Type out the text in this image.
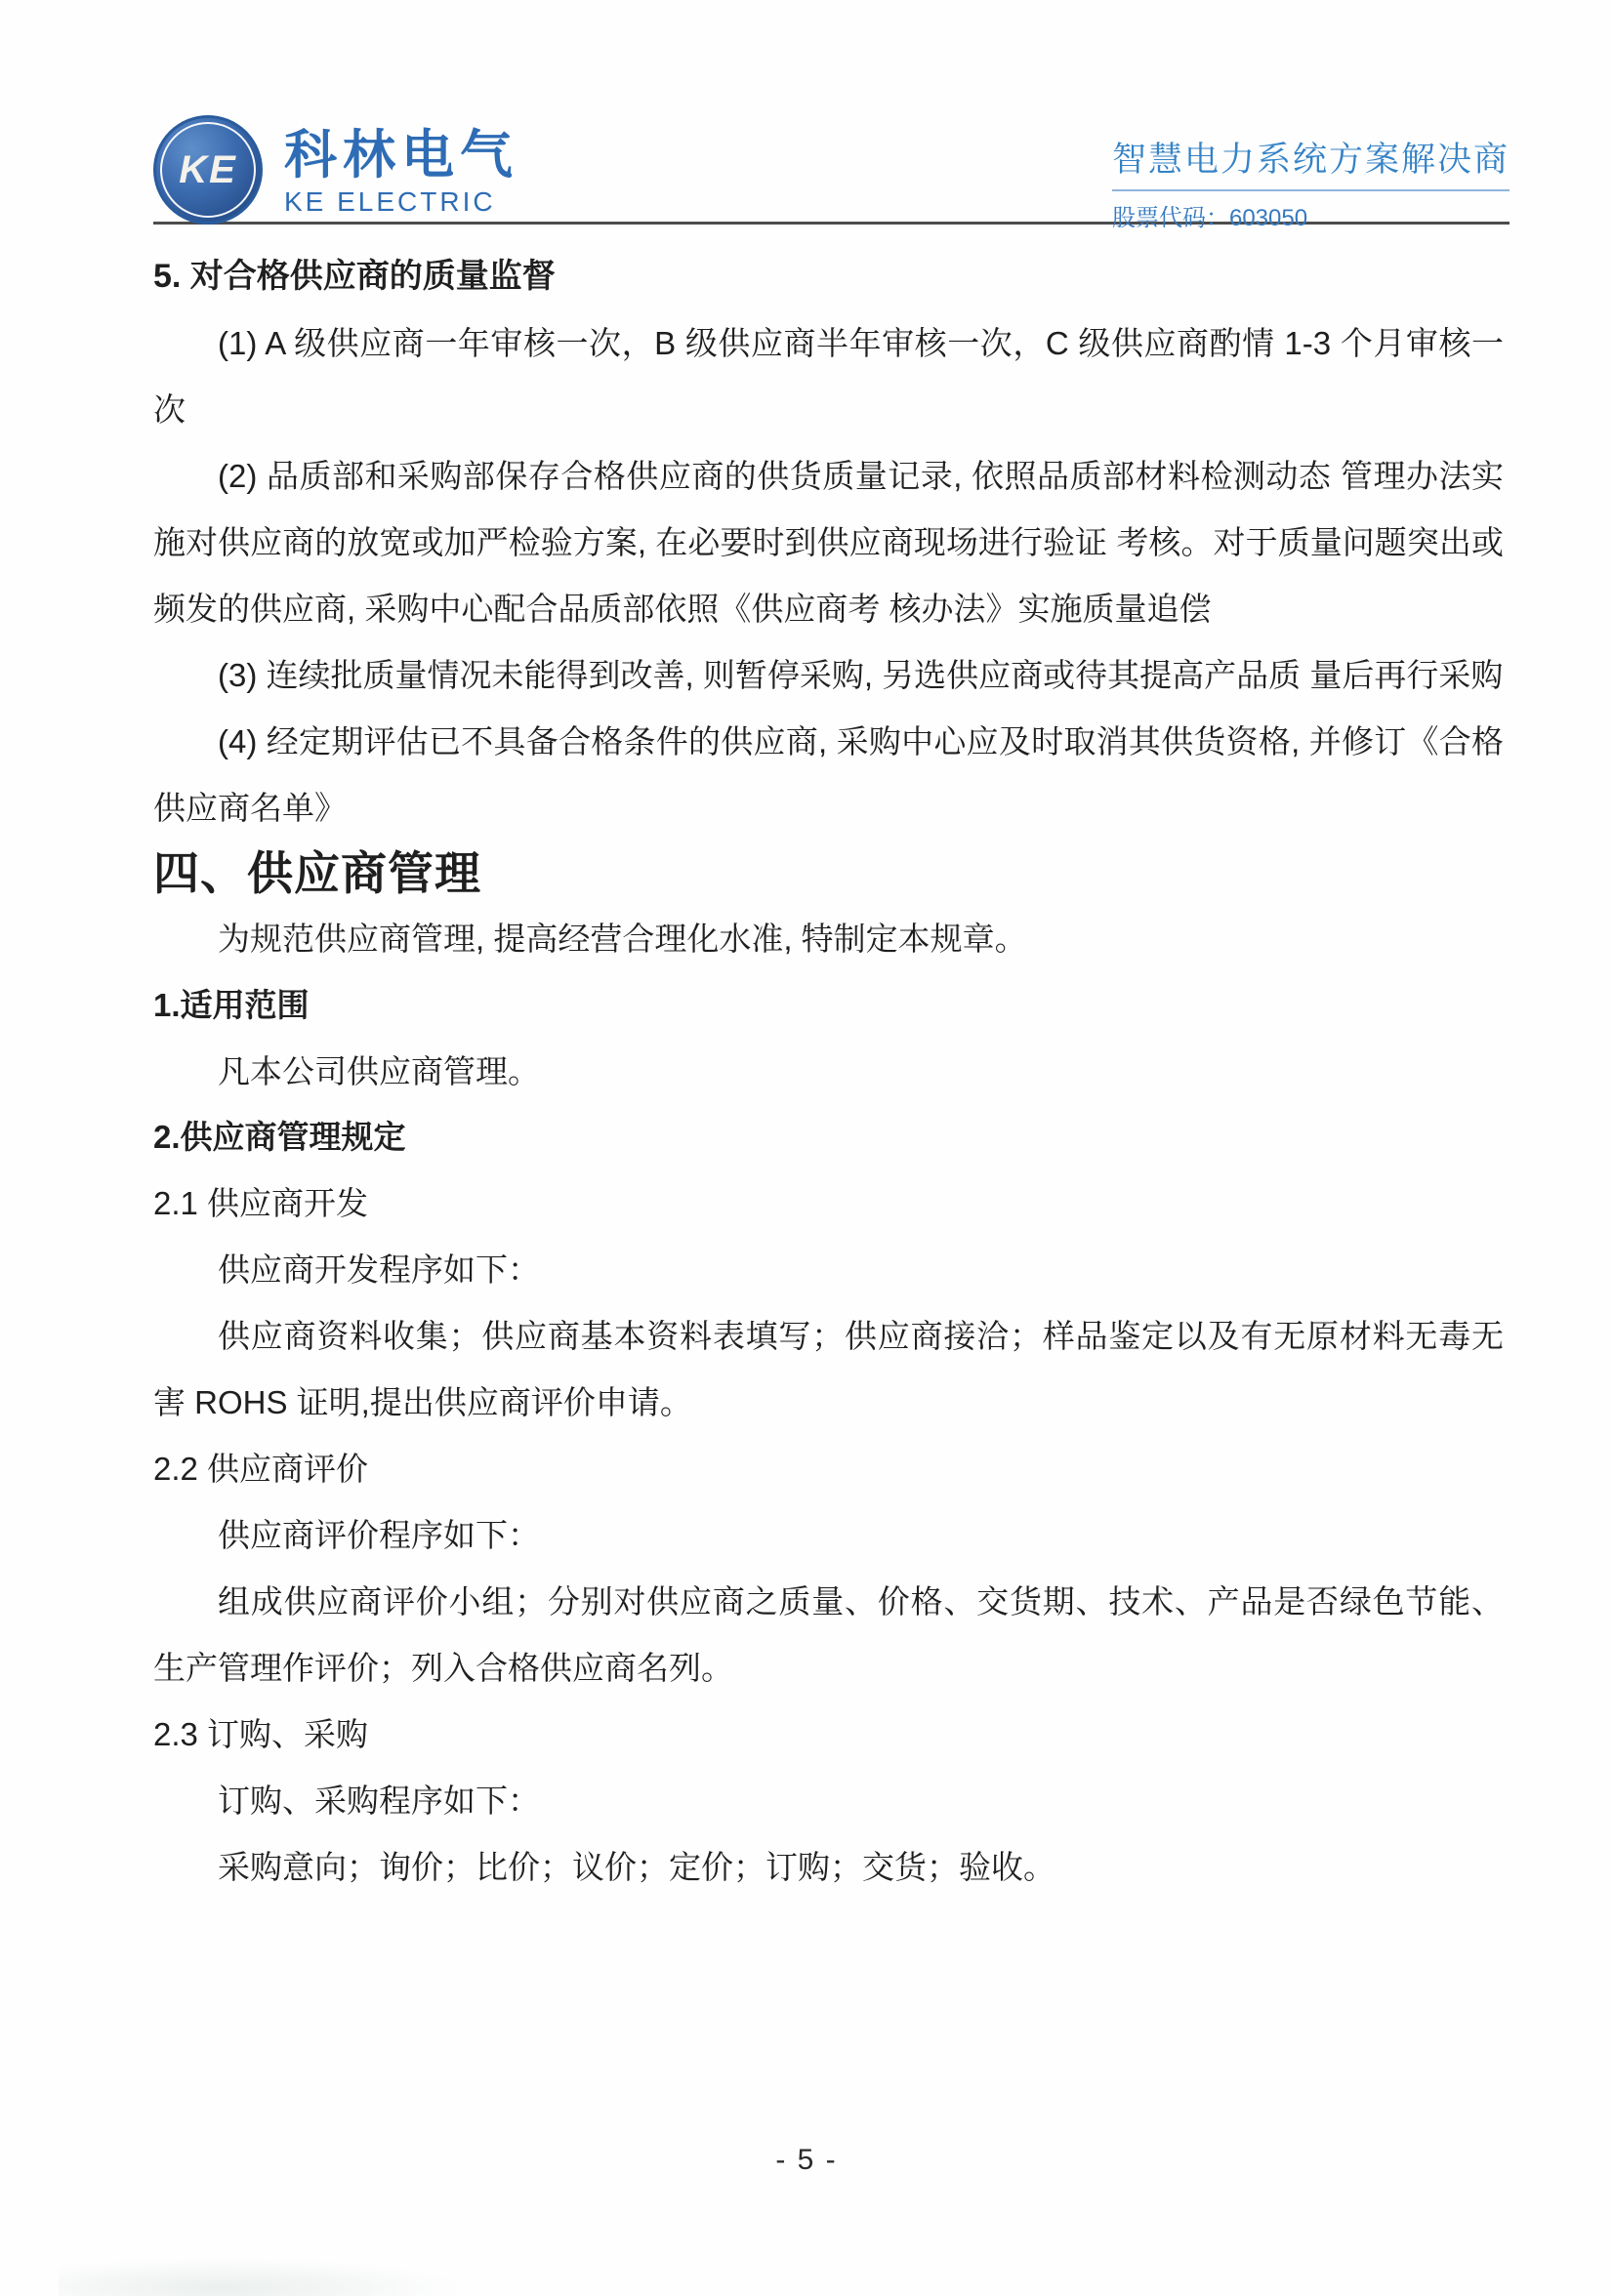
KE 科林电气
KE ELECTRIC
智慧电力系统方案解决商
股票代码：603050

5. 对合格供应商的质量监督

(1) A 级供应商一年审核一次，B 级供应商半年审核一次，C 级供应商酌情 1-3 个月审核一次

(2) 品质部和采购部保存合格供应商的供货质量记录, 依照品质部材料检测动态 管理办法实施对供应商的放宽或加严检验方案, 在必要时到供应商现场进行验证 考核。对于质量问题突出或频发的供应商, 采购中心配合品质部依照《供应商考 核办法》实施质量追偿

(3) 连续批质量情况未能得到改善, 则暂停采购, 另选供应商或待其提高产品质 量后再行采购

(4) 经定期评估已不具备合格条件的供应商, 采购中心应及时取消其供货资格, 并修订《合格供应商名单》

四、供应商管理

为规范供应商管理, 提高经营合理化水准, 特制定本规章。

1.适用范围

凡本公司供应商管理。

2.供应商管理规定

2.1 供应商开发

供应商开发程序如下：

供应商资料收集；供应商基本资料表填写；供应商接洽；样品鉴定以及有无原材料无毒无害 ROHS 证明,提出供应商评价申请。

2.2 供应商评价

供应商评价程序如下：

组成供应商评价小组；分别对供应商之质量、价格、交货期、技术、产品是否绿色节能、生产管理作评价；列入合格供应商名列。

2.3 订购、采购

订购、采购程序如下：

采购意向；询价；比价；议价；定价；订购；交货；验收。

- 5 -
══════
Write out all the records again, exactly, minus any pictures.

Type out the text in this image.
KE 科林电气
KE ELECTRIC
智慧电力系统方案解决商
股票代码：603050

5. 对合格供应商的质量监督

(1) A 级供应商一年审核一次，B 级供应商半年审核一次，C 级供应商酌情 1-3 个月审核一次

(2) 品质部和采购部保存合格供应商的供货质量记录, 依照品质部材料检测动态 管理办法实施对供应商的放宽或加严检验方案, 在必要时到供应商现场进行验证 考核。对于质量问题突出或频发的供应商, 采购中心配合品质部依照《供应商考 核办法》实施质量追偿

(3) 连续批质量情况未能得到改善, 则暂停采购, 另选供应商或待其提高产品质 量后再行采购

(4) 经定期评估已不具备合格条件的供应商, 采购中心应及时取消其供货资格, 并修订《合格供应商名单》

四、供应商管理

为规范供应商管理, 提高经营合理化水准, 特制定本规章。

1.适用范围

凡本公司供应商管理。

2.供应商管理规定

2.1 供应商开发

供应商开发程序如下：

供应商资料收集；供应商基本资料表填写；供应商接洽；样品鉴定以及有无原材料无毒无害 ROHS 证明,提出供应商评价申请。

2.2 供应商评价

供应商评价程序如下：

组成供应商评价小组；分别对供应商之质量、价格、交货期、技术、产品是否绿色节能、生产管理作评价；列入合格供应商名列。

2.3 订购、采购

订购、采购程序如下：

采购意向；询价；比价；议价；定价；订购；交货；验收。

- 5 -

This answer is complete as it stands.